■ What is expected: Within the records below, find each line with the word "your" and copy it out.

Data excerpts
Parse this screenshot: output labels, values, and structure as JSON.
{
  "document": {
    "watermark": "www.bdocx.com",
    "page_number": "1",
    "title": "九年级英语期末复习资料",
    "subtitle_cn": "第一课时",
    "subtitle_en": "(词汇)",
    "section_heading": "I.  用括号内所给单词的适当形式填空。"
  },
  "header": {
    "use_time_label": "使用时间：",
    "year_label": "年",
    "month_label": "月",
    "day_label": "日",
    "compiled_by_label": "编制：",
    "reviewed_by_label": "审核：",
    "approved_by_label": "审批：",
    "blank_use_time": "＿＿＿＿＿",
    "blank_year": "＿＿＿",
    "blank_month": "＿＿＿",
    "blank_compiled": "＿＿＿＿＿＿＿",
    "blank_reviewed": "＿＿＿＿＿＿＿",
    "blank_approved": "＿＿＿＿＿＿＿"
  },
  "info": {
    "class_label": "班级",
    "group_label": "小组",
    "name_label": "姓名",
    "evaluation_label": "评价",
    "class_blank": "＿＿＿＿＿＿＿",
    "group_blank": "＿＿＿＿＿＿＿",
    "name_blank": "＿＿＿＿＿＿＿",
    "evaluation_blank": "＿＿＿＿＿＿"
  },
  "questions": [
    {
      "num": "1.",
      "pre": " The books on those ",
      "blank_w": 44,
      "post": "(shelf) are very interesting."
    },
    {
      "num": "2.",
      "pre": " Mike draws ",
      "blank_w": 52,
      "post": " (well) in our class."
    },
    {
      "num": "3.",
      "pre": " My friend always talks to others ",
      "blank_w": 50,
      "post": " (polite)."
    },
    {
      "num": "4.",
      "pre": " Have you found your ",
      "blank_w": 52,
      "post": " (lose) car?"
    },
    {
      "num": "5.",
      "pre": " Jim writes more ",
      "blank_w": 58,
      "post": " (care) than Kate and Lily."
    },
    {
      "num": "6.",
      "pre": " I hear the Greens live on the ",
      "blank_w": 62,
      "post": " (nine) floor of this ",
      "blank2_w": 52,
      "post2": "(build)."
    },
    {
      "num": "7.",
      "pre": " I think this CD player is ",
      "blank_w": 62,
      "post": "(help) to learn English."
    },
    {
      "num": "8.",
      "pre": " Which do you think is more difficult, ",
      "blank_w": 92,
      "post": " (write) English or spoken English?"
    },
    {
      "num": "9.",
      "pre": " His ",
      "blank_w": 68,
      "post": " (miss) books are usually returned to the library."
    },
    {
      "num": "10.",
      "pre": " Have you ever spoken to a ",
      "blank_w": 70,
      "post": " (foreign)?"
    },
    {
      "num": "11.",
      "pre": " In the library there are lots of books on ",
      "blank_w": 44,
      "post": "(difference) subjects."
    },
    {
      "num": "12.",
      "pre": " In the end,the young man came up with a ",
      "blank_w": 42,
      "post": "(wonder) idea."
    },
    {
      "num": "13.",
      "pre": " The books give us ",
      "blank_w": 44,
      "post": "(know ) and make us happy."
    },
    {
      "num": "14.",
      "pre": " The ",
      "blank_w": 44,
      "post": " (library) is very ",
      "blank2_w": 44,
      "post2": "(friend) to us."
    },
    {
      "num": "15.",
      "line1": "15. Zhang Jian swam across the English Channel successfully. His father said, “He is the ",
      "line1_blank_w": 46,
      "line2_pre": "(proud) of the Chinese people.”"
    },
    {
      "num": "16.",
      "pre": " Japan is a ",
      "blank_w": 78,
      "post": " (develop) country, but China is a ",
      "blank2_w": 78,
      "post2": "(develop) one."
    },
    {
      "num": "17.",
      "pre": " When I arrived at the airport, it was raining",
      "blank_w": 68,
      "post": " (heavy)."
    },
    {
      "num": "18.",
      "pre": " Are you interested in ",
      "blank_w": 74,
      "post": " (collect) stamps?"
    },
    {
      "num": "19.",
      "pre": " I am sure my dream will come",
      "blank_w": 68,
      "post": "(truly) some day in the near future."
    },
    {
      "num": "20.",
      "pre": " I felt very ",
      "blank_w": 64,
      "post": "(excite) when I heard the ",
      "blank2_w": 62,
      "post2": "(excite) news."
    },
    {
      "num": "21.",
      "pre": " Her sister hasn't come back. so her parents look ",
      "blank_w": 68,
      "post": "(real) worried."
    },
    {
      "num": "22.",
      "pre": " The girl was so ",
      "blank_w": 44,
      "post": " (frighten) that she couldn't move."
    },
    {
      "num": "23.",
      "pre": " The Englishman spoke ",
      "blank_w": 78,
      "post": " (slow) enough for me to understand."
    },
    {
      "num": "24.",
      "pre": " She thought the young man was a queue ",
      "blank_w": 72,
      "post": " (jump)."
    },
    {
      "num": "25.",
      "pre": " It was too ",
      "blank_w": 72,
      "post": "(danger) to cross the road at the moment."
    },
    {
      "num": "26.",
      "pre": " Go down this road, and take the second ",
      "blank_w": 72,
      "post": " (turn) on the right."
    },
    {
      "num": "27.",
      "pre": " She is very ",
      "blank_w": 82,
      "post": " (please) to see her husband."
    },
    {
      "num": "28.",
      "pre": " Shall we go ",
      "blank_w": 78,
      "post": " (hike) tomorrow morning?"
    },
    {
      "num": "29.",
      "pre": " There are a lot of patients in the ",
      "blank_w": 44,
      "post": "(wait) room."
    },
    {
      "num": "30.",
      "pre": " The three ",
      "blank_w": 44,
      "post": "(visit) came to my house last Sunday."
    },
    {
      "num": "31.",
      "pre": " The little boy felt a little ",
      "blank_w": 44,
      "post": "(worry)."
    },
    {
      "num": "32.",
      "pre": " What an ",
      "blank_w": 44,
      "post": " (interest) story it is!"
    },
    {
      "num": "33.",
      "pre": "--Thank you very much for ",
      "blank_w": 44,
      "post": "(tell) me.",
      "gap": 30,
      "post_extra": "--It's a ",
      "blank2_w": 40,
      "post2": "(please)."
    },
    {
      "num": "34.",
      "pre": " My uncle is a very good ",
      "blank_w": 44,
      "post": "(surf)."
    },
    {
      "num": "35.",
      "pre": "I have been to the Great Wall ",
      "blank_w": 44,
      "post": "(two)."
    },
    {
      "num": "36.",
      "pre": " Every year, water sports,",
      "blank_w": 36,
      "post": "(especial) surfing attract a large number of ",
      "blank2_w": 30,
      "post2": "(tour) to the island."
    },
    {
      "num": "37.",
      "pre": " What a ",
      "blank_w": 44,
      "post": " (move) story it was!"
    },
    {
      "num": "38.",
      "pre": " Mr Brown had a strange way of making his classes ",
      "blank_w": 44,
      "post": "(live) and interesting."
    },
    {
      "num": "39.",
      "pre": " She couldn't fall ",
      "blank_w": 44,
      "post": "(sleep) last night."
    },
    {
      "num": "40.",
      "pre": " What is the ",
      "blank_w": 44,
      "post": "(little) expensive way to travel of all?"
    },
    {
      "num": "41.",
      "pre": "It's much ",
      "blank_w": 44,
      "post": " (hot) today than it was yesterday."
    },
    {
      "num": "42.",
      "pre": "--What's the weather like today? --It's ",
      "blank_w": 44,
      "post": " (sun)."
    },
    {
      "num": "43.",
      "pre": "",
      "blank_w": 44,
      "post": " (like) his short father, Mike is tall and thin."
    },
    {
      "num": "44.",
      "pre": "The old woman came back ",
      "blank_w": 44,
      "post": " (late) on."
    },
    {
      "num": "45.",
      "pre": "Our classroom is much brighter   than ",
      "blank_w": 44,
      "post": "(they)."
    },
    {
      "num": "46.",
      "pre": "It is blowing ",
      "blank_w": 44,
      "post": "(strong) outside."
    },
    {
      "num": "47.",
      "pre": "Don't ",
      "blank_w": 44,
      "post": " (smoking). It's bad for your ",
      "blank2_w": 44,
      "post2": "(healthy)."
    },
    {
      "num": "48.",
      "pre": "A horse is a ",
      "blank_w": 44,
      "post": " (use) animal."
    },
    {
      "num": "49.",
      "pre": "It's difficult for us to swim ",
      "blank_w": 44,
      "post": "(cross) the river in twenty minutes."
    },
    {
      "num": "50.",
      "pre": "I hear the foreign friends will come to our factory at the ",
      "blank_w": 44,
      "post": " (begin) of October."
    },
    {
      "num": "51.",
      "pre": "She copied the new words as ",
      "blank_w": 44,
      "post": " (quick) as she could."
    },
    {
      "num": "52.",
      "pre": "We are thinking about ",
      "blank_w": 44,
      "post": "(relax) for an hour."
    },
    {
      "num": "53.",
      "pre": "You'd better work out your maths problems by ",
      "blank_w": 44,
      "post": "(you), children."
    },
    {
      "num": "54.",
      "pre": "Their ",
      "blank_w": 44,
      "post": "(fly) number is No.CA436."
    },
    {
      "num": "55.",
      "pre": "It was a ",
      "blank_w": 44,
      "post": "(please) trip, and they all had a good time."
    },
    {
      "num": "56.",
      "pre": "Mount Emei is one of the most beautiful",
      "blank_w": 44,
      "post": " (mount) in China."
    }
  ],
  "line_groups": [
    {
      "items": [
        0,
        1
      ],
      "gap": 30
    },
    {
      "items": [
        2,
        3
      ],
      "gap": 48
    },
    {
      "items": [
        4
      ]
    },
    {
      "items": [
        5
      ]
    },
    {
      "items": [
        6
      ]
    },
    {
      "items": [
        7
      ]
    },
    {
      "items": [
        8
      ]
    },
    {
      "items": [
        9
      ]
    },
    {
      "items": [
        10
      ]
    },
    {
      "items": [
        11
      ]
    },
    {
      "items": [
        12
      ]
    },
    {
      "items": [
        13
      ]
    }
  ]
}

■ Result below:
      "pre": " Have you found your ",
      "post": " (smoking). It's bad for your ",
      "pre": "You'd better work out your maths problems by ",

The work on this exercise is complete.